Data entries:
___

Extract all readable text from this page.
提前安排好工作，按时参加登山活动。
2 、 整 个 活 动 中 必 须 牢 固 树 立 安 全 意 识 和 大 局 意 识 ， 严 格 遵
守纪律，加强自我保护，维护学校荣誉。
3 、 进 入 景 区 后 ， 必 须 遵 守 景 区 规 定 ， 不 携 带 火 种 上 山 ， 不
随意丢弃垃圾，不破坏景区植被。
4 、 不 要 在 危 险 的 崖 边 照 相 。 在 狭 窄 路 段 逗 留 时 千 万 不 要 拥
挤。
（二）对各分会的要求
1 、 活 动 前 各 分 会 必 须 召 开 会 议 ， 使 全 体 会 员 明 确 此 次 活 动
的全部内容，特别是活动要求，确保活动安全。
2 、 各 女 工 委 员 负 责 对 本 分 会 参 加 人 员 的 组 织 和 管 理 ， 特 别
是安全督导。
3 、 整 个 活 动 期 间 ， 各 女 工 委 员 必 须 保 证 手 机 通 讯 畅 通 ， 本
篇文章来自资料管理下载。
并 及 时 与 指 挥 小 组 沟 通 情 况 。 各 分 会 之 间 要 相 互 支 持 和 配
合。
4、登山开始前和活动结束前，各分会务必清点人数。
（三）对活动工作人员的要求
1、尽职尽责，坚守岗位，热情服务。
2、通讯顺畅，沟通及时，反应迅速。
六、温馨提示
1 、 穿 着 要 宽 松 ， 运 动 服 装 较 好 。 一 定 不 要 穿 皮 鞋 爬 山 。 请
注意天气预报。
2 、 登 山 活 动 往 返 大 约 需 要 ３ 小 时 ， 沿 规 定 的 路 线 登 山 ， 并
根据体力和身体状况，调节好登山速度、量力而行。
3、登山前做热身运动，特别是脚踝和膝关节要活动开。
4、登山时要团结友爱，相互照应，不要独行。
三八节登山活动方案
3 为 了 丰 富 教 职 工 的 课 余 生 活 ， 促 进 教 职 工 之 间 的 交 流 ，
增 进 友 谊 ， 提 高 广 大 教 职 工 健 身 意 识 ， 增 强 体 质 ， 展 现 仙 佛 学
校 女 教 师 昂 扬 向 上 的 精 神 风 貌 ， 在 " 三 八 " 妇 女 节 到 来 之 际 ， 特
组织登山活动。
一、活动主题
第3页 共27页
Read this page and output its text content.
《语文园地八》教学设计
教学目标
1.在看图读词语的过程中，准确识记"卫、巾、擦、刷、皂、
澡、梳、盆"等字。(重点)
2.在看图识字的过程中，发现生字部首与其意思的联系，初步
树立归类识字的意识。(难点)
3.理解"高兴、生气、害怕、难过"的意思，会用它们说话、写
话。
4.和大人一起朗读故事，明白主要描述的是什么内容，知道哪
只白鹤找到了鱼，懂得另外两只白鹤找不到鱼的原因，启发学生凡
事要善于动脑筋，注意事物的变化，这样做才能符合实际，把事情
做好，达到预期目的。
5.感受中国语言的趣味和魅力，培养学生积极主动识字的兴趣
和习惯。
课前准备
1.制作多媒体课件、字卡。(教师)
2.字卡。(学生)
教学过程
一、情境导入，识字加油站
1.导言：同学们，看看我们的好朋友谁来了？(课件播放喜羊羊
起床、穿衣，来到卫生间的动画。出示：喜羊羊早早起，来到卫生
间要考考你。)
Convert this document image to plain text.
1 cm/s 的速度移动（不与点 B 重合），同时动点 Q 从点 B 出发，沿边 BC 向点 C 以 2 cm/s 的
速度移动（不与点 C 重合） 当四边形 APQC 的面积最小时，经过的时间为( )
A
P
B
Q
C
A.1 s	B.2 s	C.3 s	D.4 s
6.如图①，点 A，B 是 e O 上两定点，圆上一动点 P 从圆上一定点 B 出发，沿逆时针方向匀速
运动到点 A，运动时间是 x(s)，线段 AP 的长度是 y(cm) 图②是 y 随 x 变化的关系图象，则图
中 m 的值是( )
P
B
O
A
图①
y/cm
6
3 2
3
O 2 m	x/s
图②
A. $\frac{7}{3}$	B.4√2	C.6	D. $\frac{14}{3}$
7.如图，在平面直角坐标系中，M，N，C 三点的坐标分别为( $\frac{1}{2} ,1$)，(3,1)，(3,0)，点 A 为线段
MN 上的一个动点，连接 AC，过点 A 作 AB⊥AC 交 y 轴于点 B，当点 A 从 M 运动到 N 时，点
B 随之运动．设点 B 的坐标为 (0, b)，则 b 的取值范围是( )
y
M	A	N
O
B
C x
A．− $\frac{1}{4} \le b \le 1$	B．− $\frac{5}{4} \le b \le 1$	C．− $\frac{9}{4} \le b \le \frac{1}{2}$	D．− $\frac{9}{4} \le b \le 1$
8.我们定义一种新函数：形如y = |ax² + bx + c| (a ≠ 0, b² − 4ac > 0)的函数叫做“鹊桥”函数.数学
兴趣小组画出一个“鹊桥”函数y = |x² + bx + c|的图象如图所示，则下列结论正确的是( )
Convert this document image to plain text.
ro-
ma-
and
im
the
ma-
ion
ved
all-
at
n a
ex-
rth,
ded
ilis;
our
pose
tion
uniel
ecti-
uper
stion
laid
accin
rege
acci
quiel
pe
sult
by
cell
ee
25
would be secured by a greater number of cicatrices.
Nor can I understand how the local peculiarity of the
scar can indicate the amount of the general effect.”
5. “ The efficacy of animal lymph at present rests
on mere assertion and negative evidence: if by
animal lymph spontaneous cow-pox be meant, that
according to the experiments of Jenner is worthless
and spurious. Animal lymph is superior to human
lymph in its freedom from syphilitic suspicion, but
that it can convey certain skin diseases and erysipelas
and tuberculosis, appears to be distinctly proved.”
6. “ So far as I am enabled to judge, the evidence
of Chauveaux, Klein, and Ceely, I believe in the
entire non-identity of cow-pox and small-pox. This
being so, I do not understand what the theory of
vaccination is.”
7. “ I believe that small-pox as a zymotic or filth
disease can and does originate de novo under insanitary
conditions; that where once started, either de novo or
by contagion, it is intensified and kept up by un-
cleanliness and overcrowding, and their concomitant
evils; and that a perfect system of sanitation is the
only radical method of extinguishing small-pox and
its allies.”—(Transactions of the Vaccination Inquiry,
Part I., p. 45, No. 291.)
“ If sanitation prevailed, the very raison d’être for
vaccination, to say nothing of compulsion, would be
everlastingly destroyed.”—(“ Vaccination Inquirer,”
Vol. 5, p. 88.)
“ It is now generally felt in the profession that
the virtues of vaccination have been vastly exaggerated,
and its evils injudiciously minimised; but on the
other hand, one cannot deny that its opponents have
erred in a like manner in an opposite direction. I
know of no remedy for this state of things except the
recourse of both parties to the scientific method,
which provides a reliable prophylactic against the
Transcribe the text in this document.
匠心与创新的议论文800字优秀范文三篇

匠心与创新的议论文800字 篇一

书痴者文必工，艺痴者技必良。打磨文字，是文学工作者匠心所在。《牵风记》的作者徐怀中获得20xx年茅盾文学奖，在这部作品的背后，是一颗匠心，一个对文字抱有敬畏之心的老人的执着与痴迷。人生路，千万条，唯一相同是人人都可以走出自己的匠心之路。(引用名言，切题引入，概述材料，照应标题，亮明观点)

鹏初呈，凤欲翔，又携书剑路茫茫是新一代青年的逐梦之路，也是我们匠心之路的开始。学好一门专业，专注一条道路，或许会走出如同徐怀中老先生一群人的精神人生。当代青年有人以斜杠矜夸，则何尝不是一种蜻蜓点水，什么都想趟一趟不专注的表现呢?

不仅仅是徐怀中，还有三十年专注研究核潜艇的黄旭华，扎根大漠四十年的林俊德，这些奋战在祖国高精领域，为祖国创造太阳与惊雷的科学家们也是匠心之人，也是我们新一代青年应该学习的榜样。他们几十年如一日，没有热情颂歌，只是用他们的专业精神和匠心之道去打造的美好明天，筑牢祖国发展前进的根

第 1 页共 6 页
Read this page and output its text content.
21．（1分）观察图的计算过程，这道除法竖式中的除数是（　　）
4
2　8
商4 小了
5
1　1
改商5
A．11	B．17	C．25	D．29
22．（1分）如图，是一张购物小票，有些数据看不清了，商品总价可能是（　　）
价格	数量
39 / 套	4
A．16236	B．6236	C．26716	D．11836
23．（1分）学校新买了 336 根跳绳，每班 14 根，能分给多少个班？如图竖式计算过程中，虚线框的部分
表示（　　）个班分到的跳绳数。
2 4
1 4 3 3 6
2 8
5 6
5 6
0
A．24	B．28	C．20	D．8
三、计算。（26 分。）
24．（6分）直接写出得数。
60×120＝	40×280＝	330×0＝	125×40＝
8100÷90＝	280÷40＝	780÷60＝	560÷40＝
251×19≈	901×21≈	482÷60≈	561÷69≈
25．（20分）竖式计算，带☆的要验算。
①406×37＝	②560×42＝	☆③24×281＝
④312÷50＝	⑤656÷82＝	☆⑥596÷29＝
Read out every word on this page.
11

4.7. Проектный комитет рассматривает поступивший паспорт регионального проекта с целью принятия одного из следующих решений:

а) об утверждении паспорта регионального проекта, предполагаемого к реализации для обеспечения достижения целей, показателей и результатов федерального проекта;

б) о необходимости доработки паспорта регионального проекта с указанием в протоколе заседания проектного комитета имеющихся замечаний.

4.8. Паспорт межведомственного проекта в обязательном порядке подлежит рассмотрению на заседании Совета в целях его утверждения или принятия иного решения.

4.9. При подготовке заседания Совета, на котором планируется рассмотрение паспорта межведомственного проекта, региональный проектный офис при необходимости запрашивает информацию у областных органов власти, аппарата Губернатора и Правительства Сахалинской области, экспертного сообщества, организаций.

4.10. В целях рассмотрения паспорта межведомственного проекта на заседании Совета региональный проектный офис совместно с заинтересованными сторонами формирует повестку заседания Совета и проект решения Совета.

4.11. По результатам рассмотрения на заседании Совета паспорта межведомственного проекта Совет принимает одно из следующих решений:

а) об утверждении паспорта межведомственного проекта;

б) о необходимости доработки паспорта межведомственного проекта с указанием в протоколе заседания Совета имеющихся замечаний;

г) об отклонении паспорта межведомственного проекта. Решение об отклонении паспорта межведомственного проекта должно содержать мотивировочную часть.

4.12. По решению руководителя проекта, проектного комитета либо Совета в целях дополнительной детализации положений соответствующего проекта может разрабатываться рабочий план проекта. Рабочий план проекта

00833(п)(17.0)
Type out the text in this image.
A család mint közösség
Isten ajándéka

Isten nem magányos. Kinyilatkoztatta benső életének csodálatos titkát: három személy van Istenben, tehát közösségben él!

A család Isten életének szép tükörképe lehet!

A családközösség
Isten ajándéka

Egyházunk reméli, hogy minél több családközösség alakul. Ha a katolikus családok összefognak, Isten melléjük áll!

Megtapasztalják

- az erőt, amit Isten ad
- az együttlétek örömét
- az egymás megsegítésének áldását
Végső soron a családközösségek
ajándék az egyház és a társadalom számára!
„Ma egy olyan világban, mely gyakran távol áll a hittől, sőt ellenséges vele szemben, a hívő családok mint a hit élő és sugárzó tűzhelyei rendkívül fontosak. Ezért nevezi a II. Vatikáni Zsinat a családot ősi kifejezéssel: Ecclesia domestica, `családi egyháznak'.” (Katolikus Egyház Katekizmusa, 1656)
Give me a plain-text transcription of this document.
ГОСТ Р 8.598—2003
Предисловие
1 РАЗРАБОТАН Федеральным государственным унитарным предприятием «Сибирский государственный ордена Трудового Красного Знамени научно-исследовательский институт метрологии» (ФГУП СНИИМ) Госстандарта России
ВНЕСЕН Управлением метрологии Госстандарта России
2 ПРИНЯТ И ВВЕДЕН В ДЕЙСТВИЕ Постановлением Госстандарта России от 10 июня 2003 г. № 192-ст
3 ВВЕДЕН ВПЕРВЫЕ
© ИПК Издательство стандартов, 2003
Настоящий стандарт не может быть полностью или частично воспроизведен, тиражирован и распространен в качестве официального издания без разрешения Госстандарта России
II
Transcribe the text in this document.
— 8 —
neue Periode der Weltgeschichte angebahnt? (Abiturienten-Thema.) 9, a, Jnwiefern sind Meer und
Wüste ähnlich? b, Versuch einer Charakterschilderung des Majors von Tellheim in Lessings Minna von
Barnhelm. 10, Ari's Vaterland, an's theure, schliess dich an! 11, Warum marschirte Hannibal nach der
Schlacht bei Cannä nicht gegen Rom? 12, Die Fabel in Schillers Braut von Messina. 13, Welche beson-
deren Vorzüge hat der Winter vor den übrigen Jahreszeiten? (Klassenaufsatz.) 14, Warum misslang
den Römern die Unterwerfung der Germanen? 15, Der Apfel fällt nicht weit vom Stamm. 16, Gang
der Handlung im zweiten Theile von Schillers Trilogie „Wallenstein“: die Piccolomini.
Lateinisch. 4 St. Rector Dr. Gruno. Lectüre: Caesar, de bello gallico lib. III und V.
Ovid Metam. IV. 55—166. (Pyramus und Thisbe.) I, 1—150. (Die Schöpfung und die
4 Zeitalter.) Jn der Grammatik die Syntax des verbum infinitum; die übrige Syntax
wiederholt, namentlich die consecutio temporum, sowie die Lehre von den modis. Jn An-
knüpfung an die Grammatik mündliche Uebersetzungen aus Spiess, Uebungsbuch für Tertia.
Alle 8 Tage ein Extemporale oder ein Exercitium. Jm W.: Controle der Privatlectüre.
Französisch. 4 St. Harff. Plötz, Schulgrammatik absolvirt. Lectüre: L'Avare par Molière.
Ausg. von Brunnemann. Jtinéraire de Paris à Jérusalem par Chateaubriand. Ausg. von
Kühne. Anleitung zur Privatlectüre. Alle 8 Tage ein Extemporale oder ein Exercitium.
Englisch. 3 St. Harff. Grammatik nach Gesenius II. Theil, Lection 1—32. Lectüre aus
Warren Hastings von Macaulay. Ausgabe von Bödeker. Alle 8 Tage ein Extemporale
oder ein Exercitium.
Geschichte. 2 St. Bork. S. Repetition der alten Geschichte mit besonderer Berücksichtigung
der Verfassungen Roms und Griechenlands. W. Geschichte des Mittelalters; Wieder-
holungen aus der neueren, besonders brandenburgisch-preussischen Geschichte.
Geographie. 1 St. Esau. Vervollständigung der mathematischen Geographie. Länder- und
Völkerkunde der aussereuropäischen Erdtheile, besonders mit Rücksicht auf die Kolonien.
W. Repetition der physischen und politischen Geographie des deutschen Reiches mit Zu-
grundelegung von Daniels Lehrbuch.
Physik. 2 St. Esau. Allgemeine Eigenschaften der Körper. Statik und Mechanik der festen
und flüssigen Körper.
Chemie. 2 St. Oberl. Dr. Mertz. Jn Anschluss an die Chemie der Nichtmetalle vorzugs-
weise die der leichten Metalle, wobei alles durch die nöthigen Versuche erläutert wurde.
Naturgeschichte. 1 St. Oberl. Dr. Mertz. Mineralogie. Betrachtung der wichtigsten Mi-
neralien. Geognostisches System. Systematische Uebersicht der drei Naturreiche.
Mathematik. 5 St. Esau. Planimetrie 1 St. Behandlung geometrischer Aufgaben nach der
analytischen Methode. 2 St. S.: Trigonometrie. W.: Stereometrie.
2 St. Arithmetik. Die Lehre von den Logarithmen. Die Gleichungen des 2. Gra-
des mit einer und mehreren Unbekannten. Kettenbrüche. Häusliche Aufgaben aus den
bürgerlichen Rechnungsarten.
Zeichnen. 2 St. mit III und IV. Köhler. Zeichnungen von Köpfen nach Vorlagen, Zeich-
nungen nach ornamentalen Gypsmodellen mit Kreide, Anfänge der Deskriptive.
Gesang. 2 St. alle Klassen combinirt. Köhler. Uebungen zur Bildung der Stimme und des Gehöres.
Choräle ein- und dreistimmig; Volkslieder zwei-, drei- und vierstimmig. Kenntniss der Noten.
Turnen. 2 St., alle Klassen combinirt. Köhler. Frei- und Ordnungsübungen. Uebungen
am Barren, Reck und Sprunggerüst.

___

[Task instructions]
Count the lines in which the string "small" appears, then report only that figure.

[Completed task]
3